* START STORED ROWS *

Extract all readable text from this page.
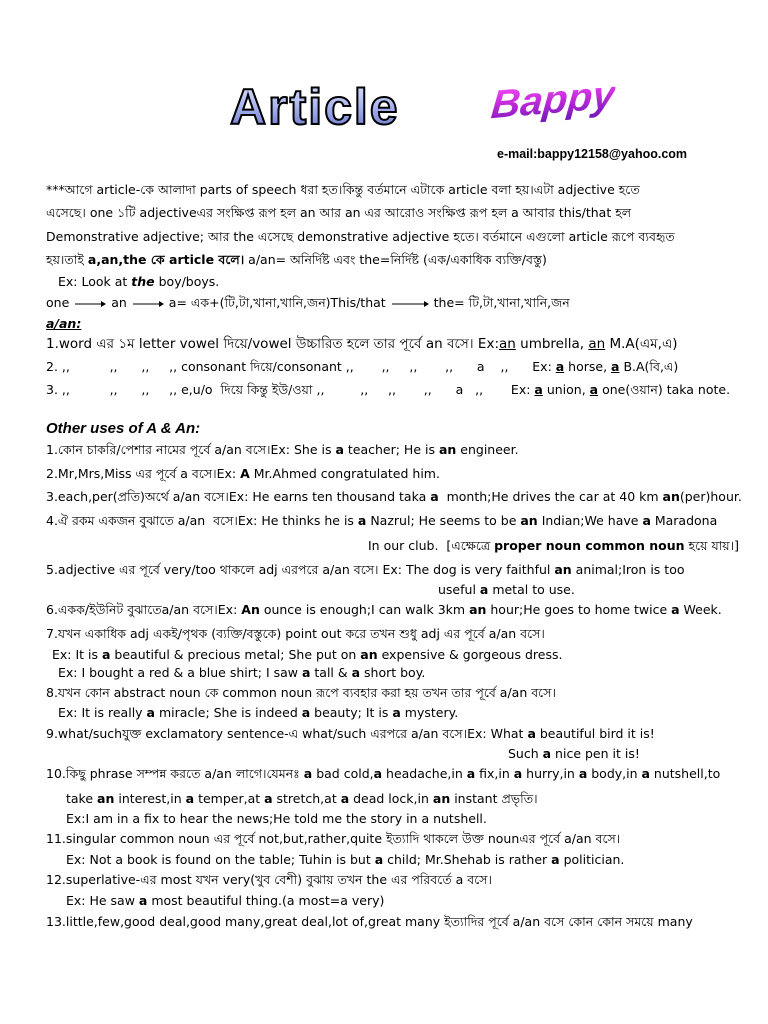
Article Bappy
e-mail:bappy12158@yahoo.com
***আগে article-কে আলাদা parts of speech ধরা হত।কিন্তু বর্তমানে এটাকে article বলা হয়।এটা adjective হতে
এসেছে। one ১টি adjectiveএর সংক্ষিপ্ত রূপ হল an আর an এর আরোও সংক্ষিপ্ত রূপ হল a আবার this/that হল
Demonstrative adjective; আর the এসেছে demonstrative adjective হতে। বর্তমানে এগুলো article রূপে ব্যবহৃত
হয়।তাই a,an,the কে article বলে। a/an= অনির্দিষ্ট এবং the=নির্দিষ্ট (এক/একাধিক ব্যক্তি/বস্তু)
Ex: Look at the boy/boys.
one	an	a= এক+(টি,টা,খানা,খানি,জন)This/that	the= টি,টা,খানা,খানি,জন
a/an:
1.word এর ১ম letter vowel দিয়ে/vowel উচ্চারিত হলে তার পূর্বে an বসে। Ex:an umbrella, an M.A(এম,এ)
2. ,,          ,,      ,,     ,, consonant দিয়ে/consonant ,,       ,,     ,,       ,,      a    ,,      Ex: a horse, a B.A(বি,এ)
3. ,,          ,,      ,,     ,, e,u/o  দিয়ে কিন্তু ইউ/ওয়া ,,         ,,     ,,       ,,      a   ,,       Ex: a union, a one(ওয়ান) taka note.
Other uses of A & An:
1.কোন চাকরি/পেশার নামের পূর্বে a/an বসে।Ex: She is a teacher; He is an engineer.
2.Mr,Mrs,Miss এর পূর্বে a বসে।Ex: A Mr.Ahmed congratulated him.
3.each,per(প্রতি)অর্থে a/an বসে।Ex: He earns ten thousand taka a  month;He drives the car at 40 km an(per)hour.
4.ঐ রকম একজন বুঝাতে a/an  বসে।Ex: He thinks he is a Nazrul; He seems to be an Indian;We have a Maradona
In our club.  [এক্ষেত্রে proper noun common noun হয়ে যায়।]
5.adjective এর পূর্বে very/too থাকলে adj এরপরে a/an বসে। Ex: The dog is very faithful an animal;Iron is too
useful a metal to use.
6.একক/ইউনিট বুঝাতেa/an বসে।Ex: An ounce is enough;I can walk 3km an hour;He goes to home twice a Week.
7.যখন একাধিক adj একই/পৃথক (ব্যক্তি/বস্তুকে) point out করে তখন শুধু adj এর পূর্বে a/an বসে।
Ex: It is a beautiful & precious metal; She put on an expensive & gorgeous dress.
Ex: I bought a red & a blue shirt; I saw a tall & a short boy.
8.যখন কোন abstract noun কে common noun রূপে ব্যবহার করা হয় তখন তার পূর্বে a/an বসে।
Ex: It is really a miracle; She is indeed a beauty; It is a mystery.
9.what/suchযুক্ত exclamatory sentence-এ what/such এরপরে a/an বসে।Ex: What a beautiful bird it is!
Such a nice pen it is!
10.কিছু phrase সম্পন্ন করতে a/an লাগে।যেমনঃ a bad cold,a headache,in a fix,in a hurry,in a body,in a nutshell,to
take an interest,in a temper,at a stretch,at a dead lock,in an instant প্রভৃতি।
Ex:I am in a fix to hear the news;He told me the story in a nutshell.
11.singular common noun এর পূর্বে not,but,rather,quite ইত্যাদি থাকলে উক্ত nounএর পূর্বে a/an বসে।
Ex: Not a book is found on the table; Tuhin is but a child; Mr.Shehab is rather a politician.
12.superlative-এর most যখন very(খুব বেশী) বুঝায় তখন the এর পরিবর্তে a বসে।
Ex: He saw a most beautiful thing.(a most=a very)
13.little,few,good deal,good many,great deal,lot of,great many ইত্যাদির পূর্বে a/an বসে কোন কোন সময়ে many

* END STORED ROWS *

**SET PROBLEM**
Copy every entry exactly as written. Pictures are excluded.

**TASK OUTPUT**
Extract all readable text from this page.
Article Bappy
e-mail:bappy12158@yahoo.com
***আগে article-কে আলাদা parts of speech ধরা হত।কিন্তু বর্তমানে এটাকে article বলা হয়।এটা adjective হতে
এসেছে। one ১টি adjectiveএর সংক্ষিপ্ত রূপ হল an আর an এর আরোও সংক্ষিপ্ত রূপ হল a আবার this/that হল
Demonstrative adjective; আর the এসেছে demonstrative adjective হতে। বর্তমানে এগুলো article রূপে ব্যবহৃত
হয়।তাই a,an,the কে article বলে। a/an= অনির্দিষ্ট এবং the=নির্দিষ্ট (এক/একাধিক ব্যক্তি/বস্তু)
Ex: Look at the boy/boys.
one	an	a= এক+(টি,টা,খানা,খানি,জন)This/that	the= টি,টা,খানা,খানি,জন
a/an:
1.word এর ১ম letter vowel দিয়ে/vowel উচ্চারিত হলে তার পূর্বে an বসে। Ex:an umbrella, an M.A(এম,এ)
2. ,,          ,,      ,,     ,, consonant দিয়ে/consonant ,,       ,,     ,,       ,,      a    ,,      Ex: a horse, a B.A(বি,এ)
3. ,,          ,,      ,,     ,, e,u/o  দিয়ে কিন্তু ইউ/ওয়া ,,         ,,     ,,       ,,      a   ,,       Ex: a union, a one(ওয়ান) taka note.
Other uses of A & An:
1.কোন চাকরি/পেশার নামের পূর্বে a/an বসে।Ex: She is a teacher; He is an engineer.
2.Mr,Mrs,Miss এর পূর্বে a বসে।Ex: A Mr.Ahmed congratulated him.
3.each,per(প্রতি)অর্থে a/an বসে।Ex: He earns ten thousand taka a  month;He drives the car at 40 km an(per)hour.
4.ঐ রকম একজন বুঝাতে a/an  বসে।Ex: He thinks he is a Nazrul; He seems to be an Indian;We have a Maradona
In our club.  [এক্ষেত্রে proper noun common noun হয়ে যায়।]
5.adjective এর পূর্বে very/too থাকলে adj এরপরে a/an বসে। Ex: The dog is very faithful an animal;Iron is too
useful a metal to use.
6.একক/ইউনিট বুঝাতেa/an বসে।Ex: An ounce is enough;I can walk 3km an hour;He goes to home twice a Week.
7.যখন একাধিক adj একই/পৃথক (ব্যক্তি/বস্তুকে) point out করে তখন শুধু adj এর পূর্বে a/an বসে।
Ex: It is a beautiful & precious metal; She put on an expensive & gorgeous dress.
Ex: I bought a red & a blue shirt; I saw a tall & a short boy.
8.যখন কোন abstract noun কে common noun রূপে ব্যবহার করা হয় তখন তার পূর্বে a/an বসে।
Ex: It is really a miracle; She is indeed a beauty; It is a mystery.
9.what/suchযুক্ত exclamatory sentence-এ what/such এরপরে a/an বসে।Ex: What a beautiful bird it is!
Such a nice pen it is!
10.কিছু phrase সম্পন্ন করতে a/an লাগে।যেমনঃ a bad cold,a headache,in a fix,in a hurry,in a body,in a nutshell,to
take an interest,in a temper,at a stretch,at a dead lock,in an instant প্রভৃতি।
Ex:I am in a fix to hear the news;He told me the story in a nutshell.
11.singular common noun এর পূর্বে not,but,rather,quite ইত্যাদি থাকলে উক্ত nounএর পূর্বে a/an বসে।
Ex: Not a book is found on the table; Tuhin is but a child; Mr.Shehab is rather a politician.
12.superlative-এর most যখন very(খুব বেশী) বুঝায় তখন the এর পরিবর্তে a বসে।
Ex: He saw a most beautiful thing.(a most=a very)
13.little,few,good deal,good many,great deal,lot of,great many ইত্যাদির পূর্বে a/an বসে কোন কোন সময়ে many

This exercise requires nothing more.